══ MATERIAL SUPPLIED
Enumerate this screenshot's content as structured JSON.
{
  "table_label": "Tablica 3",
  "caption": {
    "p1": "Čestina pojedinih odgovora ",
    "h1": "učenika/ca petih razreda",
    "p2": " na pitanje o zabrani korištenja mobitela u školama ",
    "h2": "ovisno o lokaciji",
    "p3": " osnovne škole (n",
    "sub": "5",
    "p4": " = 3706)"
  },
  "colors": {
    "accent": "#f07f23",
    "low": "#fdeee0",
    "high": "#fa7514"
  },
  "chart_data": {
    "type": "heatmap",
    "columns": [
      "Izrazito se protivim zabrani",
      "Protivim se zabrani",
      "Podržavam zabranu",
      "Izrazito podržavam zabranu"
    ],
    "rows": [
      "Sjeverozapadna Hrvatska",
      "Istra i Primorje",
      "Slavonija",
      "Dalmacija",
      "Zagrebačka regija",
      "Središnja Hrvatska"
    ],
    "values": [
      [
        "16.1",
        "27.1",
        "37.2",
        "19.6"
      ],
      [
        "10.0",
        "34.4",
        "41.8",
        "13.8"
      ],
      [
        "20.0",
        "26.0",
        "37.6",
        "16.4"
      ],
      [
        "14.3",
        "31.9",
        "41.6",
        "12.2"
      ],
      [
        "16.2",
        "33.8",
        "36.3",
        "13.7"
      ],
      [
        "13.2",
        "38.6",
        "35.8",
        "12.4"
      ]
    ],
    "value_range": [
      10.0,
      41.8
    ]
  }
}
════
• _PROBLEM DETAILS_
Please reproduce each record precisely as written.

• _OUTPUT BELOW_
Enumerate this screenshot's content as structured JSON.
{
  "table_label": "Tablica 3",
  "caption": {
    "p1": "Čestina pojedinih odgovora ",
    "h1": "učenika/ca petih razreda",
    "p2": " na pitanje o zabrani korištenja mobitela u školama ",
    "h2": "ovisno o lokaciji",
    "p3": " osnovne škole (n",
    "sub": "5",
    "p4": " = 3706)"
  },
  "colors": {
    "accent": "#f07f23",
    "low": "#fdeee0",
    "high": "#fa7514"
  },
  "chart_data": {
    "type": "heatmap",
    "columns": [
      "Izrazito se protivim zabrani",
      "Protivim se zabrani",
      "Podržavam zabranu",
      "Izrazito podržavam zabranu"
    ],
    "rows": [
      "Sjeverozapadna Hrvatska",
      "Istra i Primorje",
      "Slavonija",
      "Dalmacija",
      "Zagrebačka regija",
      "Središnja Hrvatska"
    ],
    "values": [
      [
        "16.1",
        "27.1",
        "37.2",
        "19.6"
      ],
      [
        "10.0",
        "34.4",
        "41.8",
        "13.8"
      ],
      [
        "20.0",
        "26.0",
        "37.6",
        "16.4"
      ],
      [
        "14.3",
        "31.9",
        "41.6",
        "12.2"
      ],
      [
        "16.2",
        "33.8",
        "36.3",
        "13.7"
      ],
      [
        "13.2",
        "38.6",
        "35.8",
        "12.4"
      ]
    ],
    "value_range": [
      10.0,
      41.8
    ]
  }
}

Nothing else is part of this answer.